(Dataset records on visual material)
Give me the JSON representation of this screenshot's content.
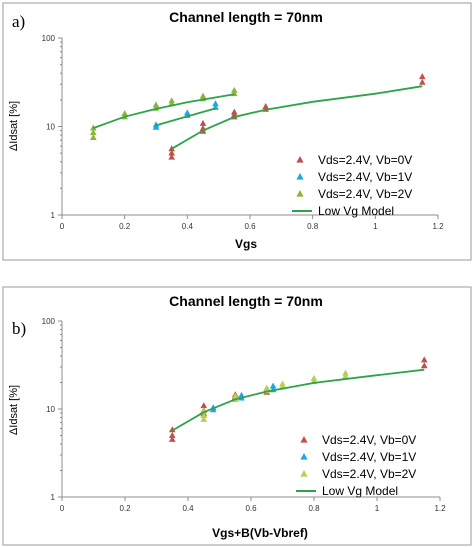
{
  "chart_data": [
    {
      "type": "scatter",
      "panel_label": "a)",
      "title": "Channel length = 70nm",
      "xlabel": "Vgs",
      "ylabel": "ΔIdsat [%]",
      "xlim": [
        0,
        1.2
      ],
      "ylim": [
        1,
        100
      ],
      "y_scale": "log",
      "x_ticks": [
        "0",
        "0.2",
        "0.4",
        "0.6",
        "0.8",
        "1",
        "1.2"
      ],
      "y_ticks": [
        "1",
        "10",
        "100"
      ],
      "legend_position": "bottom-right",
      "series": [
        {
          "name": "Vds=2.4V, Vb=0V",
          "marker": "triangle",
          "color": "#c0504d",
          "x": [
            0.35,
            0.35,
            0.35,
            0.45,
            0.45,
            0.45,
            0.55,
            0.55,
            0.55,
            0.65,
            0.65,
            1.15,
            1.15
          ],
          "y": [
            4.5,
            5.0,
            5.6,
            8.8,
            9.5,
            10.8,
            12.8,
            13.5,
            14.5,
            15.6,
            16.8,
            31.5,
            36.5
          ]
        },
        {
          "name": "Vds=2.4V, Vb=1V",
          "marker": "triangle",
          "color": "#1ea6e6",
          "x": [
            0.3,
            0.3,
            0.4,
            0.4,
            0.49,
            0.49
          ],
          "y": [
            9.8,
            10.4,
            13.3,
            14.2,
            16.4,
            18.0
          ]
        },
        {
          "name": "Vds=2.4V, Vb=2V",
          "marker": "triangle",
          "color": "#8cb43c",
          "x": [
            0.1,
            0.1,
            0.1,
            0.2,
            0.2,
            0.3,
            0.3,
            0.35,
            0.35,
            0.45,
            0.45,
            0.55,
            0.55
          ],
          "y": [
            7.5,
            8.5,
            9.6,
            12.8,
            14.0,
            16.0,
            17.5,
            18.0,
            19.5,
            20.5,
            22.0,
            23.5,
            25.5
          ]
        },
        {
          "name": "Low Vg Model",
          "marker": "line",
          "color": "#2da34a",
          "segments": [
            {
              "x": [
                0.1,
                0.2,
                0.3,
                0.4,
                0.55
              ],
              "y": [
                9.6,
                12.9,
                15.8,
                18.8,
                23.2
              ]
            },
            {
              "x": [
                0.3,
                0.4,
                0.49
              ],
              "y": [
                10.3,
                13.0,
                16.0
              ]
            },
            {
              "x": [
                0.35,
                0.45,
                0.55,
                0.65,
                0.8,
                1.0,
                1.15
              ],
              "y": [
                5.6,
                9.0,
                12.8,
                15.5,
                19.0,
                23.5,
                28.5
              ]
            }
          ]
        }
      ]
    },
    {
      "type": "scatter",
      "panel_label": "b)",
      "title": "Channel length = 70nm",
      "xlabel": "Vgs+B(Vb-Vbref)",
      "ylabel": "ΔIdsat [%]",
      "xlim": [
        0,
        1.2
      ],
      "ylim": [
        1,
        100
      ],
      "y_scale": "log",
      "x_ticks": [
        "0",
        "0.2",
        "0.4",
        "0.6",
        "0.8",
        "1",
        "1.2"
      ],
      "y_ticks": [
        "1",
        "10",
        "100"
      ],
      "legend_position": "bottom-right",
      "series": [
        {
          "name": "Vds=2.4V, Vb=0V",
          "marker": "triangle",
          "color": "#c0504d",
          "x": [
            0.35,
            0.35,
            0.35,
            0.45,
            0.45,
            0.45,
            0.55,
            0.55,
            0.55,
            0.65,
            0.65,
            1.15,
            1.15
          ],
          "y": [
            4.5,
            5.0,
            5.8,
            8.8,
            9.6,
            10.9,
            12.8,
            13.6,
            14.5,
            15.5,
            16.6,
            31.0,
            36.0
          ]
        },
        {
          "name": "Vds=2.4V, Vb=1V",
          "marker": "triangle",
          "color": "#1ea6e6",
          "x": [
            0.48,
            0.48,
            0.57,
            0.57,
            0.67,
            0.67
          ],
          "y": [
            9.8,
            10.3,
            13.3,
            14.3,
            16.5,
            18.2
          ]
        },
        {
          "name": "Vds=2.4V, Vb=2V",
          "marker": "triangle",
          "color": "#b8cf4c",
          "x": [
            0.45,
            0.45,
            0.45,
            0.55,
            0.55,
            0.65,
            0.65,
            0.7,
            0.7,
            0.8,
            0.8,
            0.9,
            0.9
          ],
          "y": [
            7.6,
            8.4,
            9.5,
            12.8,
            14.0,
            16.0,
            17.3,
            17.8,
            19.2,
            20.5,
            22.2,
            23.5,
            25.5
          ]
        },
        {
          "name": "Low Vg Model",
          "marker": "line",
          "color": "#2da34a",
          "segments": [
            {
              "x": [
                0.35,
                0.45,
                0.55,
                0.65,
                0.8,
                1.0,
                1.15
              ],
              "y": [
                5.7,
                9.2,
                12.9,
                15.8,
                19.8,
                24.2,
                28.0
              ]
            }
          ]
        }
      ]
    }
  ]
}
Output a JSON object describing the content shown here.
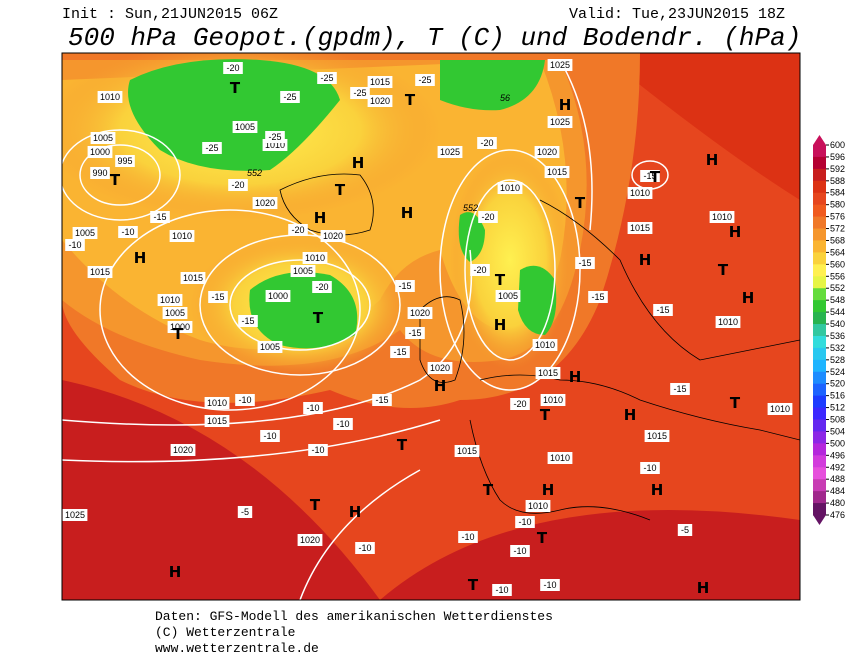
{
  "header": {
    "init": "Init : Sun,21JUN2015 06Z",
    "valid": "Valid: Tue,23JUN2015 18Z",
    "title": "500 hPa Geopot.(gpdm), T (C) und Bodendr. (hPa)"
  },
  "colorbar": {
    "ticks": [
      600,
      596,
      592,
      588,
      584,
      580,
      576,
      572,
      568,
      564,
      560,
      556,
      552,
      548,
      544,
      540,
      536,
      532,
      528,
      524,
      520,
      516,
      512,
      508,
      504,
      500,
      496,
      492,
      488,
      484,
      480,
      476
    ],
    "colors": [
      "#c8105a",
      "#b40032",
      "#c81e1e",
      "#dc3214",
      "#e6461e",
      "#f05a1e",
      "#f07828",
      "#f5962d",
      "#fab432",
      "#fad23c",
      "#fff050",
      "#e6f546",
      "#64dc3c",
      "#32c832",
      "#28b450",
      "#32c8a0",
      "#32dcdc",
      "#28c8f0",
      "#1eb4ff",
      "#1e8cff",
      "#1e64ff",
      "#1e3cff",
      "#3c28ff",
      "#6428f0",
      "#8c28e6",
      "#b428dc",
      "#d23cdc",
      "#e650dc",
      "#c83cb4",
      "#a0288c",
      "#641464"
    ]
  },
  "map": {
    "pressure_labels": [
      "1010",
      "1005",
      "1010",
      "1005",
      "1000",
      "995",
      "990",
      "1020",
      "1005",
      "1010",
      "1020",
      "1015",
      "1015",
      "1010",
      "1005",
      "1000",
      "1010",
      "1005",
      "1000",
      "1005",
      "1020",
      "1020",
      "1010",
      "1015",
      "1020",
      "1025",
      "1020",
      "1015",
      "1020",
      "1025",
      "1020",
      "1015",
      "1010",
      "1025",
      "1025",
      "1015",
      "1010",
      "1010",
      "1010",
      "1010",
      "1015",
      "1010",
      "1015",
      "1015",
      "1010",
      "1010",
      "1010",
      "1005"
    ],
    "temperature_labels": [
      "-20",
      "-25",
      "-25",
      "-25",
      "-25",
      "-25",
      "-25",
      "-20",
      "-15",
      "-10",
      "-10",
      "-20",
      "-20",
      "-15",
      "-15",
      "-15",
      "-15",
      "-15",
      "-15",
      "-10",
      "-10",
      "-10",
      "-10",
      "-10",
      "-5",
      "-10",
      "-20",
      "-20",
      "-20",
      "-15",
      "-15",
      "-15",
      "-15",
      "-20",
      "-10",
      "-5",
      "-10",
      "-10",
      "-10",
      "-10",
      "-10",
      "-15"
    ],
    "geopotential_labels": [
      "552",
      "552",
      "56"
    ],
    "centers": [
      "T",
      "T",
      "H",
      "T",
      "H",
      "T",
      "H",
      "H",
      "T",
      "H",
      "T",
      "T",
      "H",
      "T",
      "H",
      "T",
      "H",
      "H",
      "T",
      "T",
      "H",
      "H",
      "T",
      "H",
      "H",
      "T",
      "H",
      "T",
      "T",
      "T",
      "H",
      "H",
      "H",
      "T",
      "H"
    ]
  },
  "footer": {
    "line1": "Daten: GFS-Modell des amerikanischen Wetterdienstes",
    "line2": "(C) Wetterzentrale",
    "line3": "www.wetterzentrale.de"
  }
}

The request: Pull out all lines in the data above that include "JSON".

Answer below:
Give me the JSON representation of this screenshot's content.
Output a JSON object describing the content shown here.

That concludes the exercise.